__WHAT YOU SHOULD DO__:
Please return every one of the following entries word for word, with each line unchanged.

--- BEGIN AVAILABLE RECORDS ---

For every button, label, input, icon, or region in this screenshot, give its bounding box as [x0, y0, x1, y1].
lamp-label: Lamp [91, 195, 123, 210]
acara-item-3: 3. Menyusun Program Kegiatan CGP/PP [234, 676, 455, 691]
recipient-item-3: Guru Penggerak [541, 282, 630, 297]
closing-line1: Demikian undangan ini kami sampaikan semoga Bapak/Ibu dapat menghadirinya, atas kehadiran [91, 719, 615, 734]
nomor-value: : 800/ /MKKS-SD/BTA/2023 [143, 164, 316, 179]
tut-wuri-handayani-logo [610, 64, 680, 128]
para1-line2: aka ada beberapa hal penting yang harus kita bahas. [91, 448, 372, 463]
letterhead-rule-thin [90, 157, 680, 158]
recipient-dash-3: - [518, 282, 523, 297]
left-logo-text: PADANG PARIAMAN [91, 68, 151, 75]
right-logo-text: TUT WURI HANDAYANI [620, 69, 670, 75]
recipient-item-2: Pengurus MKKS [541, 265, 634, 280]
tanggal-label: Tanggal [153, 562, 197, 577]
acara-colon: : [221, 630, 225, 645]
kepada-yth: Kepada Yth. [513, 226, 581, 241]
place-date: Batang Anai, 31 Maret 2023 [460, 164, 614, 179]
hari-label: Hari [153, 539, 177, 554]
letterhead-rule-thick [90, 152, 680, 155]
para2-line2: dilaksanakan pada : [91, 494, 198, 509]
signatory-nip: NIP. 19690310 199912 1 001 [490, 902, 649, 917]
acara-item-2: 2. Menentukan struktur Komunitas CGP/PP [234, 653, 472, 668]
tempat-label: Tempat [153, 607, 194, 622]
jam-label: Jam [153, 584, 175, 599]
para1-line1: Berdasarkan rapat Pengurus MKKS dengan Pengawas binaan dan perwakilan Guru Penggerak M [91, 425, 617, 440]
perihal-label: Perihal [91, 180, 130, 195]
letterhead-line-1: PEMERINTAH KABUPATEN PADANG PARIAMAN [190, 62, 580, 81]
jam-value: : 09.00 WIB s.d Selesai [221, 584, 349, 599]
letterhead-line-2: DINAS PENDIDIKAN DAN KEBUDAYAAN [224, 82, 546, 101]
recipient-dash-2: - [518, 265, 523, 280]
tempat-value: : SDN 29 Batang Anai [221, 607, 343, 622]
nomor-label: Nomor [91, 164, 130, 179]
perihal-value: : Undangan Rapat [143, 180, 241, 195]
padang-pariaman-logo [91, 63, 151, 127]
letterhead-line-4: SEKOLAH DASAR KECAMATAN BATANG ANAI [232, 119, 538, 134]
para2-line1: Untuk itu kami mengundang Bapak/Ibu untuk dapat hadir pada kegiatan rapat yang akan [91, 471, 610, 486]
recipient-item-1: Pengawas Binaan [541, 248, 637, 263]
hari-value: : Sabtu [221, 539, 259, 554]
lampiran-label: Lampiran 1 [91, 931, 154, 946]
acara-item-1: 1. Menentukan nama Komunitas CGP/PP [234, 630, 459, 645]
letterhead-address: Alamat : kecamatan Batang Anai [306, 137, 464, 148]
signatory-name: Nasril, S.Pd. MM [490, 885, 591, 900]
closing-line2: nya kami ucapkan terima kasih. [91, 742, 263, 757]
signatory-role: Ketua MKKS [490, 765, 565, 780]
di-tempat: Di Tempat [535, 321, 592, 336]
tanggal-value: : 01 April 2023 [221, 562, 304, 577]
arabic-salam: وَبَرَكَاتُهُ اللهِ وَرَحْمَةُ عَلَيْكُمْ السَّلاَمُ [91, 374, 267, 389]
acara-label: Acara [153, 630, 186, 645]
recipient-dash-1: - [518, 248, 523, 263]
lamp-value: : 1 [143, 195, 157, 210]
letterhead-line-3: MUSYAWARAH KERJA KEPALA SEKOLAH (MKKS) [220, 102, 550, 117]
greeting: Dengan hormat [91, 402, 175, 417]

--- END AVAILABLE RECORDS ---

__SOLUTION TO THE PROBLEM__:
For every button, label, input, icon, or region in this screenshot, give its bounding box as [x0, y0, x1, y1].
lamp-label: Lamp [91, 195, 123, 210]
acara-item-3: 3. Menyusun Program Kegiatan CGP/PP [234, 676, 455, 691]
recipient-item-3: Guru Penggerak [541, 282, 630, 297]
closing-line1: Demikian undangan ini kami sampaikan semoga Bapak/Ibu dapat menghadirinya, atas kehadiran [91, 719, 615, 734]
nomor-value: : 800/ /MKKS-SD/BTA/2023 [143, 164, 316, 179]
tut-wuri-handayani-logo [610, 64, 680, 128]
para1-line2: aka ada beberapa hal penting yang harus kita bahas. [91, 448, 372, 463]
letterhead-rule-thin [90, 157, 680, 158]
recipient-dash-3: - [518, 282, 523, 297]
left-logo-text: PADANG PARIAMAN [91, 68, 151, 75]
right-logo-text: TUT WURI HANDAYANI [620, 69, 670, 75]
recipient-item-2: Pengurus MKKS [541, 265, 634, 280]
tanggal-label: Tanggal [153, 562, 197, 577]
acara-colon: : [221, 630, 225, 645]
kepada-yth: Kepada Yth. [513, 226, 581, 241]
place-date: Batang Anai, 31 Maret 2023 [460, 164, 614, 179]
hari-label: Hari [153, 539, 177, 554]
letterhead-rule-thick [90, 152, 680, 155]
para2-line2: dilaksanakan pada : [91, 494, 198, 509]
signatory-nip: NIP. 19690310 199912 1 001 [490, 902, 649, 917]
acara-item-2: 2. Menentukan struktur Komunitas CGP/PP [234, 653, 472, 668]
tempat-label: Tempat [153, 607, 194, 622]
jam-label: Jam [153, 584, 175, 599]
para1-line1: Berdasarkan rapat Pengurus MKKS dengan Pengawas binaan dan perwakilan Guru Penggerak M [91, 425, 617, 440]
perihal-label: Perihal [91, 180, 130, 195]
letterhead-line-1: PEMERINTAH KABUPATEN PADANG PARIAMAN [190, 62, 580, 81]
jam-value: : 09.00 WIB s.d Selesai [221, 584, 349, 599]
letterhead-line-2: DINAS PENDIDIKAN DAN KEBUDAYAAN [224, 82, 546, 101]
recipient-dash-2: - [518, 265, 523, 280]
tempat-value: : SDN 29 Batang Anai [221, 607, 343, 622]
nomor-label: Nomor [91, 164, 130, 179]
perihal-value: : Undangan Rapat [143, 180, 241, 195]
padang-pariaman-logo [91, 63, 151, 127]
letterhead-line-4: SEKOLAH DASAR KECAMATAN BATANG ANAI [232, 119, 538, 134]
para2-line1: Untuk itu kami mengundang Bapak/Ibu untuk dapat hadir pada kegiatan rapat yang akan [91, 471, 610, 486]
recipient-item-1: Pengawas Binaan [541, 248, 637, 263]
hari-value: : Sabtu [221, 539, 259, 554]
lampiran-label: Lampiran 1 [91, 931, 154, 946]
acara-item-1: 1. Menentukan nama Komunitas CGP/PP [234, 630, 459, 645]
letterhead-address: Alamat : kecamatan Batang Anai [306, 137, 464, 148]
signatory-name: Nasril, S.Pd. MM [490, 885, 591, 900]
closing-line2: nya kami ucapkan terima kasih. [91, 742, 263, 757]
signatory-role: Ketua MKKS [490, 765, 565, 780]
di-tempat: Di Tempat [535, 321, 592, 336]
tanggal-value: : 01 April 2023 [221, 562, 304, 577]
arabic-salam: وَبَرَكَاتُهُ اللهِ وَرَحْمَةُ عَلَيْكُمْ السَّلاَمُ [91, 374, 267, 389]
acara-label: Acara [153, 630, 186, 645]
recipient-dash-1: - [518, 248, 523, 263]
lamp-value: : 1 [143, 195, 157, 210]
letterhead-line-3: MUSYAWARAH KERJA KEPALA SEKOLAH (MKKS) [220, 102, 550, 117]
greeting: Dengan hormat [91, 402, 175, 417]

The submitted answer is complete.